Exercise instructions
Reproduce every one of the following records word for word, with nothing changed.

=======

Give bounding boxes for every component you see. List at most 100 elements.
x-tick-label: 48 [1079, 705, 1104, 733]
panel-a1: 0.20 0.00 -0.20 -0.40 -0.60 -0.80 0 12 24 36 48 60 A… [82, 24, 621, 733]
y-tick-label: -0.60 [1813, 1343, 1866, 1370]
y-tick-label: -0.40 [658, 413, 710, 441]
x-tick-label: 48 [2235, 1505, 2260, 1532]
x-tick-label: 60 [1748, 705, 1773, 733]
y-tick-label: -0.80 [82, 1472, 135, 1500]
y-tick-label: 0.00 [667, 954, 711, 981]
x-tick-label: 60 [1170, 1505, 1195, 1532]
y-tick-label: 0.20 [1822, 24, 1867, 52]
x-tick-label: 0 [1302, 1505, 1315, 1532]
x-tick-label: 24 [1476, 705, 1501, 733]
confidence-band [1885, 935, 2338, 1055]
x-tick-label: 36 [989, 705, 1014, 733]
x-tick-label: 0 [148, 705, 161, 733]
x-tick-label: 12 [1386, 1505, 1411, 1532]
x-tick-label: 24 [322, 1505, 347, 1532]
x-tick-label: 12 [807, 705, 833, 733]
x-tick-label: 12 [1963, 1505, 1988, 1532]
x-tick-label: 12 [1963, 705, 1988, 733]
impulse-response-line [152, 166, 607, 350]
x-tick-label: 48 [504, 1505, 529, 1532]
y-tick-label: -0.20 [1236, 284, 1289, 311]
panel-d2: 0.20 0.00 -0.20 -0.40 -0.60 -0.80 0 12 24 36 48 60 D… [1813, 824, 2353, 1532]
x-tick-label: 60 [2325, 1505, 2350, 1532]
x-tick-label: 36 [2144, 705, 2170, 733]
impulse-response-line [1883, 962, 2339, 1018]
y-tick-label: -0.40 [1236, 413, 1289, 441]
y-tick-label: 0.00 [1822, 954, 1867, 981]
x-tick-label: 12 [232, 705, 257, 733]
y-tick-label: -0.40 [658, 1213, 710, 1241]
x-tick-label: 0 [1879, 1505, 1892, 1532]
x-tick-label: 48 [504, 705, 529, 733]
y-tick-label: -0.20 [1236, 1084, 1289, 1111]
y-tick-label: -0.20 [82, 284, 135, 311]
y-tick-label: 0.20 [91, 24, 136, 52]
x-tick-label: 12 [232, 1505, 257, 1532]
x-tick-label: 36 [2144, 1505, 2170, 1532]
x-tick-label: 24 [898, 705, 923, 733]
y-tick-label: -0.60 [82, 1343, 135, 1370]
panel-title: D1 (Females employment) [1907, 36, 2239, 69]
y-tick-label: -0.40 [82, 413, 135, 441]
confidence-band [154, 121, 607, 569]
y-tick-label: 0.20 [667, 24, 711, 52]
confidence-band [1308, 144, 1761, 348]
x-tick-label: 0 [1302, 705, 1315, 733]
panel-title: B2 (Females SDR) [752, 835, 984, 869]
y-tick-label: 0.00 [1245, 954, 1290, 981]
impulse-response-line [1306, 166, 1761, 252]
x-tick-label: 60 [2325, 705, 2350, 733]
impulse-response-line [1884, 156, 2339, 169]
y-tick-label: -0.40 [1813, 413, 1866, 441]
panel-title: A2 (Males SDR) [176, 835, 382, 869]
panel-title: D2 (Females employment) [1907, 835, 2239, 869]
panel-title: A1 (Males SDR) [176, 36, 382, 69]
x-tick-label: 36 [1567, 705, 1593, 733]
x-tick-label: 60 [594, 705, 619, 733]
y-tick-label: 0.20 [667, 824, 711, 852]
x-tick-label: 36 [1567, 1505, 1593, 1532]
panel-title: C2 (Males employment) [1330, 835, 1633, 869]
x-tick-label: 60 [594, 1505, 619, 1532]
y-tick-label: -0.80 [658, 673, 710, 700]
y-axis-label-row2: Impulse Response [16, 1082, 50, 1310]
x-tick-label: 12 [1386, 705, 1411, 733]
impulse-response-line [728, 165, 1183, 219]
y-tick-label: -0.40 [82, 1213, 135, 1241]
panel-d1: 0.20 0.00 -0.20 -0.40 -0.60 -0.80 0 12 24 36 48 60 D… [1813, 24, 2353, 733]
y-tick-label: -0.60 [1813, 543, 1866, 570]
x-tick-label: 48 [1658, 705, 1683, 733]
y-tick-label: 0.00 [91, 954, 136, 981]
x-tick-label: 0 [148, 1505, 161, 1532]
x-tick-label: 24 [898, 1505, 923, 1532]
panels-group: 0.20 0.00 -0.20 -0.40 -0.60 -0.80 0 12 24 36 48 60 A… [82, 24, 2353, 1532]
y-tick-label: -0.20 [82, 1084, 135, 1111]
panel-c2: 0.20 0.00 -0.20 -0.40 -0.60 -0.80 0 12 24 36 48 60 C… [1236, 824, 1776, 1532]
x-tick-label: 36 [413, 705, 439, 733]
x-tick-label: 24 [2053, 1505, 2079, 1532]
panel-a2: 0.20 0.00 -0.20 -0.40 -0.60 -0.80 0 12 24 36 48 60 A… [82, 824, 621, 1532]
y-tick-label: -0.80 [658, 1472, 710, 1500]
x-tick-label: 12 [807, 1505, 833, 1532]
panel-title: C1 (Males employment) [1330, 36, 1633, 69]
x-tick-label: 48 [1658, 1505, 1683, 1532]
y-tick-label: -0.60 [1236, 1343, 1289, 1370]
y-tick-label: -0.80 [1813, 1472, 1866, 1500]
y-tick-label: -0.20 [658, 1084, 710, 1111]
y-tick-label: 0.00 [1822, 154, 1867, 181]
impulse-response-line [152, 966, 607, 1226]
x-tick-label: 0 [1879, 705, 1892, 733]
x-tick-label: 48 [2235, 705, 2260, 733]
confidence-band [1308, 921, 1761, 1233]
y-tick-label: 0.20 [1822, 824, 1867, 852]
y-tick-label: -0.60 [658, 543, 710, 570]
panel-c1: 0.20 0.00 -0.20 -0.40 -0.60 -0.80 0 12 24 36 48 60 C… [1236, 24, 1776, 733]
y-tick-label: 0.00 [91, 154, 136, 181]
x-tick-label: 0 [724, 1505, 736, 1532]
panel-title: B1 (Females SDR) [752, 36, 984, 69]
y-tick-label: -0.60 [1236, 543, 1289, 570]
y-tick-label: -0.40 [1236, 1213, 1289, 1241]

=======

Exercise output
Give bounding boxes for every component you see. List at most 100 elements.
x-tick-label: 48 [1079, 705, 1104, 733]
panel-a1: 0.20 0.00 -0.20 -0.40 -0.60 -0.80 0 12 24 36 48 60 A… [82, 24, 621, 733]
y-tick-label: -0.60 [1813, 1343, 1866, 1370]
y-tick-label: -0.40 [658, 413, 710, 441]
x-tick-label: 48 [2235, 1505, 2260, 1532]
x-tick-label: 60 [1748, 705, 1773, 733]
y-tick-label: -0.80 [82, 1472, 135, 1500]
y-tick-label: 0.00 [667, 954, 711, 981]
x-tick-label: 60 [1170, 1505, 1195, 1532]
y-tick-label: 0.20 [1822, 24, 1867, 52]
x-tick-label: 0 [1302, 1505, 1315, 1532]
x-tick-label: 24 [1476, 705, 1501, 733]
confidence-band [1885, 935, 2338, 1055]
x-tick-label: 36 [989, 705, 1014, 733]
x-tick-label: 0 [148, 705, 161, 733]
x-tick-label: 12 [1386, 1505, 1411, 1532]
x-tick-label: 24 [322, 1505, 347, 1532]
x-tick-label: 12 [807, 705, 833, 733]
x-tick-label: 12 [1963, 1505, 1988, 1532]
x-tick-label: 12 [1963, 705, 1988, 733]
impulse-response-line [152, 166, 607, 350]
x-tick-label: 48 [504, 1505, 529, 1532]
y-tick-label: -0.20 [1236, 284, 1289, 311]
panel-d2: 0.20 0.00 -0.20 -0.40 -0.60 -0.80 0 12 24 36 48 60 D… [1813, 824, 2353, 1532]
x-tick-label: 60 [2325, 1505, 2350, 1532]
x-tick-label: 36 [2144, 705, 2170, 733]
impulse-response-line [1883, 962, 2339, 1018]
y-tick-label: -0.40 [1236, 413, 1289, 441]
y-tick-label: 0.00 [1822, 954, 1867, 981]
x-tick-label: 12 [232, 705, 257, 733]
y-tick-label: -0.40 [658, 1213, 710, 1241]
x-tick-label: 0 [1879, 1505, 1892, 1532]
x-tick-label: 48 [504, 705, 529, 733]
y-tick-label: -0.20 [1236, 1084, 1289, 1111]
y-tick-label: -0.20 [82, 284, 135, 311]
y-tick-label: 0.20 [91, 24, 136, 52]
x-tick-label: 12 [232, 1505, 257, 1532]
x-tick-label: 36 [2144, 1505, 2170, 1532]
x-tick-label: 24 [898, 705, 923, 733]
y-tick-label: -0.60 [82, 1343, 135, 1370]
panel-title: D1 (Females employment) [1907, 36, 2239, 69]
y-tick-label: -0.40 [82, 413, 135, 441]
confidence-band [154, 121, 607, 569]
y-tick-label: 0.20 [667, 24, 711, 52]
confidence-band [1308, 144, 1761, 348]
x-tick-label: 0 [1302, 705, 1315, 733]
panel-title: B2 (Females SDR) [752, 835, 984, 869]
y-tick-label: 0.00 [1245, 954, 1290, 981]
impulse-response-line [1306, 166, 1761, 252]
x-tick-label: 60 [2325, 705, 2350, 733]
impulse-response-line [1884, 156, 2339, 169]
y-tick-label: -0.40 [1813, 413, 1866, 441]
panel-title: A2 (Males SDR) [176, 835, 382, 869]
panel-title: D2 (Females employment) [1907, 835, 2239, 869]
panel-title: A1 (Males SDR) [176, 36, 382, 69]
x-tick-label: 36 [1567, 705, 1593, 733]
x-tick-label: 60 [594, 705, 619, 733]
y-tick-label: 0.20 [667, 824, 711, 852]
x-tick-label: 36 [1567, 1505, 1593, 1532]
panel-title: C2 (Males employment) [1330, 835, 1633, 869]
x-tick-label: 60 [594, 1505, 619, 1532]
y-tick-label: -0.80 [658, 673, 710, 700]
y-axis-label-row2: Impulse Response [16, 1082, 50, 1310]
x-tick-label: 12 [1386, 705, 1411, 733]
impulse-response-line [728, 165, 1183, 219]
y-tick-label: -0.40 [82, 1213, 135, 1241]
panel-d1: 0.20 0.00 -0.20 -0.40 -0.60 -0.80 0 12 24 36 48 60 D… [1813, 24, 2353, 733]
y-tick-label: -0.60 [1813, 543, 1866, 570]
x-tick-label: 48 [1658, 705, 1683, 733]
y-tick-label: 0.00 [91, 954, 136, 981]
x-tick-label: 0 [148, 1505, 161, 1532]
x-tick-label: 24 [898, 1505, 923, 1532]
panels-group: 0.20 0.00 -0.20 -0.40 -0.60 -0.80 0 12 24 36 48 60 A… [82, 24, 2353, 1532]
y-tick-label: -0.20 [82, 1084, 135, 1111]
panel-c2: 0.20 0.00 -0.20 -0.40 -0.60 -0.80 0 12 24 36 48 60 C… [1236, 824, 1776, 1532]
x-tick-label: 36 [413, 705, 439, 733]
x-tick-label: 24 [2053, 1505, 2079, 1532]
panel-a2: 0.20 0.00 -0.20 -0.40 -0.60 -0.80 0 12 24 36 48 60 A… [82, 824, 621, 1532]
y-tick-label: -0.80 [658, 1472, 710, 1500]
x-tick-label: 12 [807, 1505, 833, 1532]
panel-title: C1 (Males employment) [1330, 36, 1633, 69]
x-tick-label: 48 [1658, 1505, 1683, 1532]
y-tick-label: -0.60 [1236, 1343, 1289, 1370]
y-tick-label: -0.80 [1813, 1472, 1866, 1500]
y-tick-label: -0.20 [658, 1084, 710, 1111]
y-tick-label: 0.00 [1822, 154, 1867, 181]
impulse-response-line [152, 966, 607, 1226]
x-tick-label: 0 [1879, 705, 1892, 733]
x-tick-label: 48 [2235, 705, 2260, 733]
confidence-band [1308, 921, 1761, 1233]
y-tick-label: 0.20 [1822, 824, 1867, 852]
y-tick-label: -0.60 [658, 543, 710, 570]
panel-c1: 0.20 0.00 -0.20 -0.40 -0.60 -0.80 0 12 24 36 48 60 C… [1236, 24, 1776, 733]
y-tick-label: 0.00 [91, 154, 136, 181]
x-tick-label: 0 [724, 1505, 736, 1532]
panel-title: B1 (Females SDR) [752, 36, 984, 69]
y-tick-label: -0.60 [1236, 543, 1289, 570]
y-tick-label: -0.40 [1236, 1213, 1289, 1241]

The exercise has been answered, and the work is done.